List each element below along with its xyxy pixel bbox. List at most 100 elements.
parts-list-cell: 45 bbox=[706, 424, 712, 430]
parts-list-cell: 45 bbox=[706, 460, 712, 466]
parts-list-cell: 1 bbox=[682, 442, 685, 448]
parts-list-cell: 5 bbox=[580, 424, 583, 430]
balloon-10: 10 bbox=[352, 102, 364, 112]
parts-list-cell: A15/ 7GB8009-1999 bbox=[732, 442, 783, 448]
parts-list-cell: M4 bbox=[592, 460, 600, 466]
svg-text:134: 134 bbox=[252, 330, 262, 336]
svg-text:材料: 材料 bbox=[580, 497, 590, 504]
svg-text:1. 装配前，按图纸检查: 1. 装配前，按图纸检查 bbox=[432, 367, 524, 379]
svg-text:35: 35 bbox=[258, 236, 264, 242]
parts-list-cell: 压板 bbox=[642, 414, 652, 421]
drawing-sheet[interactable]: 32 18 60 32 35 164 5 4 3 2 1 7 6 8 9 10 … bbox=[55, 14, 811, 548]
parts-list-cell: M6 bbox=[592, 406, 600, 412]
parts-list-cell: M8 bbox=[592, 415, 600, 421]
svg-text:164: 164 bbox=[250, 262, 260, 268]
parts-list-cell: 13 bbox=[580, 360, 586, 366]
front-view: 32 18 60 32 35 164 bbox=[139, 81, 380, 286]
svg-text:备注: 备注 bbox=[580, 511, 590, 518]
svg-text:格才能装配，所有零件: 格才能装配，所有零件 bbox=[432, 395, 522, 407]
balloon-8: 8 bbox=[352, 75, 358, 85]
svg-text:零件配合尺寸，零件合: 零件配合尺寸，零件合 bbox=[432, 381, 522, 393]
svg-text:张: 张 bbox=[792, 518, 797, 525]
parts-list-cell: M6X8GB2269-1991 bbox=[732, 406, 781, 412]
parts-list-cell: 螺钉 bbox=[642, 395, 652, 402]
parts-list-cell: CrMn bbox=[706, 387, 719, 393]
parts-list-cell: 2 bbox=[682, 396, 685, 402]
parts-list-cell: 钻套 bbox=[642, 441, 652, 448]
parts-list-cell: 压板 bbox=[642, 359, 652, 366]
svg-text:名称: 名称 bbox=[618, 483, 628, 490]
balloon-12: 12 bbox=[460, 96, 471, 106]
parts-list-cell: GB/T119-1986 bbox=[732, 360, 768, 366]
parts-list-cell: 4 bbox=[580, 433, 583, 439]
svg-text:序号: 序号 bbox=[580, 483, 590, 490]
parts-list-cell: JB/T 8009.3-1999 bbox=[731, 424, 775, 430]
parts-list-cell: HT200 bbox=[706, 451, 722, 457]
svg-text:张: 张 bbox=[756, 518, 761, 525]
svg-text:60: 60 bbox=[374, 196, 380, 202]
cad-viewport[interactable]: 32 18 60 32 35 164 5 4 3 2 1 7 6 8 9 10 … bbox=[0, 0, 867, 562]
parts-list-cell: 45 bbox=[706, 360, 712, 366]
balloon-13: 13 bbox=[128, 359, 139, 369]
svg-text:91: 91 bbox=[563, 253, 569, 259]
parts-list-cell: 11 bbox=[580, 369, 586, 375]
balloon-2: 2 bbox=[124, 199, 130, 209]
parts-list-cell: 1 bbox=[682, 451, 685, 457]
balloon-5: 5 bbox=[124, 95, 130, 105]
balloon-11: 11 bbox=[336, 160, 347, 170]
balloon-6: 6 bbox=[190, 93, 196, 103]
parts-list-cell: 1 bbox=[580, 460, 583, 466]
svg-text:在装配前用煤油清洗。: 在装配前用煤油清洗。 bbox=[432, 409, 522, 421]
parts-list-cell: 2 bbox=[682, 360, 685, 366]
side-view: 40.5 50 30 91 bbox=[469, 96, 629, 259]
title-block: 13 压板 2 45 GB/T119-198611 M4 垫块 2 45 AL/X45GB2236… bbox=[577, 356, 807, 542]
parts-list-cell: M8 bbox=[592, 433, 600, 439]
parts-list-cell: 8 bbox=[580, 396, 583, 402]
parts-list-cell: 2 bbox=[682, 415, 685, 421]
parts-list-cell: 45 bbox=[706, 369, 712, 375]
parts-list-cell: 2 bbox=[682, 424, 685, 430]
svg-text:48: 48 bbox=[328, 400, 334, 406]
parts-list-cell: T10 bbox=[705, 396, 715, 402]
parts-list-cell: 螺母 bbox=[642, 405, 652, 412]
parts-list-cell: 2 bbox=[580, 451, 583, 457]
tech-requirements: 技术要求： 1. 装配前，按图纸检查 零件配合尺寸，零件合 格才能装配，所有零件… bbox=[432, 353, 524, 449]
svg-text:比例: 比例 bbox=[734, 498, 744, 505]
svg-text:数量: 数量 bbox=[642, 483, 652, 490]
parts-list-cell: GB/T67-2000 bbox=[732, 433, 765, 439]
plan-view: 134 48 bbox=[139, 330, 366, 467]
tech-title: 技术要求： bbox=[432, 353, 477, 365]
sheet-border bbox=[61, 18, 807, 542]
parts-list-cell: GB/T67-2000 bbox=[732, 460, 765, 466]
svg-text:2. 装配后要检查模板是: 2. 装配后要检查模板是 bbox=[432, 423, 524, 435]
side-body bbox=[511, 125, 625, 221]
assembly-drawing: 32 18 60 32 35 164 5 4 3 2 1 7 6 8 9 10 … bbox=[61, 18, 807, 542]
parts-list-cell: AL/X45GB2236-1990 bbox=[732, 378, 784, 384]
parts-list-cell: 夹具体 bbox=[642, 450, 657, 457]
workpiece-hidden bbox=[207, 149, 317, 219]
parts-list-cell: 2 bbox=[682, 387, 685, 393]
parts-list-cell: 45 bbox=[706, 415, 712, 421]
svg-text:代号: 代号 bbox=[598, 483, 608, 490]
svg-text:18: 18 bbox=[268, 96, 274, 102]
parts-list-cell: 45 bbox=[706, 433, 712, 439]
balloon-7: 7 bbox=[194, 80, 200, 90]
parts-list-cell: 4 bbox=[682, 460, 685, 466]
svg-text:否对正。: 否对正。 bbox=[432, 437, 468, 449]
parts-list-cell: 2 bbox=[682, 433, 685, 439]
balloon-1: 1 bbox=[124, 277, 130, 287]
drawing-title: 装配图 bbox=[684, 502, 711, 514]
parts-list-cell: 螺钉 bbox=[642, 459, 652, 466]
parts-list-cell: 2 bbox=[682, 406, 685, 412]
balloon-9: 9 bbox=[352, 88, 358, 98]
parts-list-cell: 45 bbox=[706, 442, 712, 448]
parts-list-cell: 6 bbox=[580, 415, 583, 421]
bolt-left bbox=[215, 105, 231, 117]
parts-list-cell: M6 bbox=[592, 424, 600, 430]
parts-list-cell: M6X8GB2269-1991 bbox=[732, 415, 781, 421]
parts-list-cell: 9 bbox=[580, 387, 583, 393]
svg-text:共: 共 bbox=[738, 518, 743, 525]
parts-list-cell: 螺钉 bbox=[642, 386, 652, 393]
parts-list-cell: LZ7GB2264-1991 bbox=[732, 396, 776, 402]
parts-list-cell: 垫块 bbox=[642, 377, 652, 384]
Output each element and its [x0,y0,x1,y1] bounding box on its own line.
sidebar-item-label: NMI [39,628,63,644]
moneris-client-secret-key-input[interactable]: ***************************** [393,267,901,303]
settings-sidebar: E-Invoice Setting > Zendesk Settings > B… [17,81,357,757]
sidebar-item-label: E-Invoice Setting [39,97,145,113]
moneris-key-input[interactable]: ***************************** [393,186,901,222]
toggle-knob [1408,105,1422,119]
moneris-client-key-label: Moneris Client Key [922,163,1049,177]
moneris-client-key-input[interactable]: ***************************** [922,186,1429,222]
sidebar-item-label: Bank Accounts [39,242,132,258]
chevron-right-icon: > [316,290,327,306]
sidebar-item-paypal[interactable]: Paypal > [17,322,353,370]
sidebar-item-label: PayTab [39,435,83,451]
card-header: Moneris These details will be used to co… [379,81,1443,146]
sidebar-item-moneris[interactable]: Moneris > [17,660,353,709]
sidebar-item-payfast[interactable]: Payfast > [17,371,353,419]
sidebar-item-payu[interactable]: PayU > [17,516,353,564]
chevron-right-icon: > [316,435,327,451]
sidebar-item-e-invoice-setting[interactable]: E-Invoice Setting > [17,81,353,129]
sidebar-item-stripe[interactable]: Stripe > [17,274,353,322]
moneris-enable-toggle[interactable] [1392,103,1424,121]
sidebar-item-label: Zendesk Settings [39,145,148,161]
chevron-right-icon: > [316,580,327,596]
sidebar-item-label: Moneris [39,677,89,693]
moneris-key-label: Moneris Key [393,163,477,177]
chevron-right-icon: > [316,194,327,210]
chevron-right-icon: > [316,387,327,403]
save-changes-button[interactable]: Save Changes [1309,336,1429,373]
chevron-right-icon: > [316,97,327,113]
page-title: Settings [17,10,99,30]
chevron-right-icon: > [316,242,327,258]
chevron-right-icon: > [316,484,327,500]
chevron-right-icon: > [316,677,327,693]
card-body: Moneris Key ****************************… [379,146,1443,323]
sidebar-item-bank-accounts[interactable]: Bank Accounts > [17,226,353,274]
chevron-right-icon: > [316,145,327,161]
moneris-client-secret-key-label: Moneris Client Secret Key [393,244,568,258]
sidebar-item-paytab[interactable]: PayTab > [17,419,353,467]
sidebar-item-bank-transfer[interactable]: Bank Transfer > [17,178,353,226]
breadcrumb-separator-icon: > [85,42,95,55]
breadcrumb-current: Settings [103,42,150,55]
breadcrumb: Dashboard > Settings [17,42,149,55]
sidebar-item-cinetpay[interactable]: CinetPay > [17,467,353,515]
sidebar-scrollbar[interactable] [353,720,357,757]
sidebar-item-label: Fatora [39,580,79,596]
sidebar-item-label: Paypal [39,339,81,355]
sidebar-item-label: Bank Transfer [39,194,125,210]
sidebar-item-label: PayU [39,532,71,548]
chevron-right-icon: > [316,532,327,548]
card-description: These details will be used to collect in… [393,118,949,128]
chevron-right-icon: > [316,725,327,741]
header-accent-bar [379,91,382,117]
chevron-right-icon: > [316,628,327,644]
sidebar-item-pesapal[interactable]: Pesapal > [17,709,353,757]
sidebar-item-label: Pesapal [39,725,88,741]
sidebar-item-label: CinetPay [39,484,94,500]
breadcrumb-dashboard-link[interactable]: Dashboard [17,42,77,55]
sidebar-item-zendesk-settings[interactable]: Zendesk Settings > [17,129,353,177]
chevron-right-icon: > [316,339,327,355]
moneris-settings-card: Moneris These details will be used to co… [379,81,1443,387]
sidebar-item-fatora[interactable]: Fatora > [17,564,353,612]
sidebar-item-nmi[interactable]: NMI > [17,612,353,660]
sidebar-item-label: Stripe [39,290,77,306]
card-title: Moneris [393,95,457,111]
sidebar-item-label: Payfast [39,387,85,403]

Challenge: Update the entries from the first line down through the line holding "svg-text:134: 134 bbox=[252, 330, 262, 336]", inclusive, putting "bom-row" wherever "parts-list-cell" occurs and changing nothing else. Give back only those lines.

Finished task:
List each element below along with its xyxy pixel bbox. List at most 100 elements.
bom-row: 45 bbox=[706, 424, 712, 430]
bom-row: 45 bbox=[706, 460, 712, 466]
bom-row: 1 bbox=[682, 442, 685, 448]
bom-row: 5 bbox=[580, 424, 583, 430]
balloon-10: 10 bbox=[352, 102, 364, 112]
bom-row: A15/ 7GB8009-1999 bbox=[732, 442, 783, 448]
bom-row: M4 bbox=[592, 460, 600, 466]
svg-text:134: 134 bbox=[252, 330, 262, 336]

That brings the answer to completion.